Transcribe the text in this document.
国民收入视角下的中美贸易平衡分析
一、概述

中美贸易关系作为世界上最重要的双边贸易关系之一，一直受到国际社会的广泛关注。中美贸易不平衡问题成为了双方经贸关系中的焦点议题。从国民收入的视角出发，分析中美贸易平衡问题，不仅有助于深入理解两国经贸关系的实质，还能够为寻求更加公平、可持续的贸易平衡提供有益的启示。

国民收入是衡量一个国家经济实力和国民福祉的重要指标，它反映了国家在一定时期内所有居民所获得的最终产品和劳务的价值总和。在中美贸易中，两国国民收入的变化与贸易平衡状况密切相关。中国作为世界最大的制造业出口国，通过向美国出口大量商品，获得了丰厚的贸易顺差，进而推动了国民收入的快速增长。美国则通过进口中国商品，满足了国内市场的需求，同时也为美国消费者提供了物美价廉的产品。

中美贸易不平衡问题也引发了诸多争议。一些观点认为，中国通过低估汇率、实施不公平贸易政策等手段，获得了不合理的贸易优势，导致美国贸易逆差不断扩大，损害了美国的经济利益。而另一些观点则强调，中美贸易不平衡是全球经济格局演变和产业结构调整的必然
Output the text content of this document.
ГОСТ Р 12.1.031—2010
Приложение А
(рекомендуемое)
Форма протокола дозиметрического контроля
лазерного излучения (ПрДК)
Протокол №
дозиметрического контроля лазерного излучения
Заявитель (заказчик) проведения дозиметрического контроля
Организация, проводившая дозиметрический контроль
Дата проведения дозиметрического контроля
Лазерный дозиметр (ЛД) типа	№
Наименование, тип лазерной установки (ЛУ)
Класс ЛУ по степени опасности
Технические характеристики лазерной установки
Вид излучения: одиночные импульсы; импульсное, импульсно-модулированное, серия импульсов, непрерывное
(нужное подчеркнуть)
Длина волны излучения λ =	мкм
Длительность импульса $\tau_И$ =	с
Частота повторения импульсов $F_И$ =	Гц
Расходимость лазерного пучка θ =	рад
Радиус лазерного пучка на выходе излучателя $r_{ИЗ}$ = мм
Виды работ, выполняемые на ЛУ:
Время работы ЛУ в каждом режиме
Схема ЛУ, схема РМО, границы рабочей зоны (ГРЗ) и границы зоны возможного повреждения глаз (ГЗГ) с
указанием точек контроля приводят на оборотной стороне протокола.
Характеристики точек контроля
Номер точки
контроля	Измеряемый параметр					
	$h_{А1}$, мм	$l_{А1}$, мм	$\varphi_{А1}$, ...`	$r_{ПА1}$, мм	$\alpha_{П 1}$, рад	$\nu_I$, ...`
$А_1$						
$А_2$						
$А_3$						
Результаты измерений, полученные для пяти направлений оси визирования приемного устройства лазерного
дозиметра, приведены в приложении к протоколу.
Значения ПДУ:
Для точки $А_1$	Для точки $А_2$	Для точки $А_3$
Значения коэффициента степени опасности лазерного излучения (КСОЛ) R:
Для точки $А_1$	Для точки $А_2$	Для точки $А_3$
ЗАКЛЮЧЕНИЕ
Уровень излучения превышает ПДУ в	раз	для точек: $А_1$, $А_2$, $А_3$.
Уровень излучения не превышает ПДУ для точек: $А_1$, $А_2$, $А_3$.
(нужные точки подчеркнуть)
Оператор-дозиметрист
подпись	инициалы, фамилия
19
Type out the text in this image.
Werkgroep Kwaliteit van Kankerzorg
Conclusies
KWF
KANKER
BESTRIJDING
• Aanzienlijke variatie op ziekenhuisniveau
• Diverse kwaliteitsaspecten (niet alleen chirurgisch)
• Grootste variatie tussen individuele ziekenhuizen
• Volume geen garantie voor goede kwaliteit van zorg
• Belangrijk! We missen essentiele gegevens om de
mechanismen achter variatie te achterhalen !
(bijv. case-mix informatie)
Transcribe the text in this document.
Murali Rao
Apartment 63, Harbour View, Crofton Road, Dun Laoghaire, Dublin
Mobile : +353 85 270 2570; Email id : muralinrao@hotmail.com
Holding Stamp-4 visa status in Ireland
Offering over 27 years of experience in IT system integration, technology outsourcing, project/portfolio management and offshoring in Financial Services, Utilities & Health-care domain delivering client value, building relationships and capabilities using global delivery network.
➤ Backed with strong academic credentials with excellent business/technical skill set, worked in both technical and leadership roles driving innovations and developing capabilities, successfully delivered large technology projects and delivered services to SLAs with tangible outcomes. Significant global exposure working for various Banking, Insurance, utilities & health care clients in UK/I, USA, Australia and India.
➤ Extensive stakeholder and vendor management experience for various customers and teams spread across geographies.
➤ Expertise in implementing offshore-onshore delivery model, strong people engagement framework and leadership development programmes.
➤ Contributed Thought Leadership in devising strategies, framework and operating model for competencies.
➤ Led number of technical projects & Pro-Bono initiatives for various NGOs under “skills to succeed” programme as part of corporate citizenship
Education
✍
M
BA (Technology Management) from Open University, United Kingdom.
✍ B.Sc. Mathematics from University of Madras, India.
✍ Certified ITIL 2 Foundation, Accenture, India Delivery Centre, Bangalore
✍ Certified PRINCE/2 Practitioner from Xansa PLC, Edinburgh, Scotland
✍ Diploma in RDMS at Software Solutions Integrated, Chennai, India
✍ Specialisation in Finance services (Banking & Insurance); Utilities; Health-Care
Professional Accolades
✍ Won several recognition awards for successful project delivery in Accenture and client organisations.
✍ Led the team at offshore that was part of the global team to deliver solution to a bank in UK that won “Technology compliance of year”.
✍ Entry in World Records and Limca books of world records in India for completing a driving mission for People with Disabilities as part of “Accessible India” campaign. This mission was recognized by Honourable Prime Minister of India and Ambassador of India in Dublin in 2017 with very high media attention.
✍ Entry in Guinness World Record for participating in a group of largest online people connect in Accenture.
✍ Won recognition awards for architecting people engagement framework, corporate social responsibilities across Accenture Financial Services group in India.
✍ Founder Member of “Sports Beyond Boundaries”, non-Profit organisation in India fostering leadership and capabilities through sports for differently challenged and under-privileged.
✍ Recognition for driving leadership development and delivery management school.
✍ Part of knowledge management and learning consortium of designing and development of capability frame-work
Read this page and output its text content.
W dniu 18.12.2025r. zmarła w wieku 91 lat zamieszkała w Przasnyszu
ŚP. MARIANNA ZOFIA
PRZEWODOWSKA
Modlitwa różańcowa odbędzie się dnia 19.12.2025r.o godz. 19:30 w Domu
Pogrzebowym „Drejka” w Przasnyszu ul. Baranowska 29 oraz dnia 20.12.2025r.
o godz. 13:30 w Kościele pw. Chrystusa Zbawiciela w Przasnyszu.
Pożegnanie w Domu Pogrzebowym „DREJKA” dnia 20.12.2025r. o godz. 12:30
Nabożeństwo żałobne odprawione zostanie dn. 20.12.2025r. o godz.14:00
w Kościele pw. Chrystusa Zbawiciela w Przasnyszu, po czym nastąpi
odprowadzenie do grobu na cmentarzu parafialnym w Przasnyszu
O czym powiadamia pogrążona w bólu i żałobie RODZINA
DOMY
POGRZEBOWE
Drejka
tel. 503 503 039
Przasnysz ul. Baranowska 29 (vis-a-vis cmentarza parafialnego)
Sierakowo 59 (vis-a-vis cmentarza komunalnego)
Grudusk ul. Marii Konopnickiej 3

■ What you need to do ■
Track down the lines that include the word "Insurance" and copy them.

■ Output of the exercise ■
➤ Backed with strong academic credentials with excellent business/technical skill set, worked in both technical and leadership roles driving innovations and developing capabilities, successfully delivered large technology projects and delivered services to SLAs with tangible outcomes. Significant global exposure working for various Banking, Insurance, utilities & health care clients in UK/I, USA, Australia and India.
✍ Specialisation in Finance services (Banking & Insurance); Utilities; Health-Care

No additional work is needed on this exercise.